EXERCISE DIRECTIONS: Pull each line holding the word "κυκλοφορίας" from the data.

Dataset items:
━━━━━━━━━━

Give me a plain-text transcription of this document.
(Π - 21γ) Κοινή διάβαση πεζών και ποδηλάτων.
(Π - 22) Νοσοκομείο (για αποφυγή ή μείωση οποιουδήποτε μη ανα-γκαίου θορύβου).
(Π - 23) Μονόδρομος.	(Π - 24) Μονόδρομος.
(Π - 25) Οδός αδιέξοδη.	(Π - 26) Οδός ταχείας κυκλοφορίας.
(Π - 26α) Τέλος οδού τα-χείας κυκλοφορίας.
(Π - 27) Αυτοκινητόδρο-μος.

━━━━━━━━━━

EXERCISE OUTPUT:
(Π - 25) Οδός αδιέξοδη.	(Π - 26) Οδός ταχείας κυκλοφορίας.
(Π - 26α) Τέλος οδού τα-χείας κυκλοφορίας.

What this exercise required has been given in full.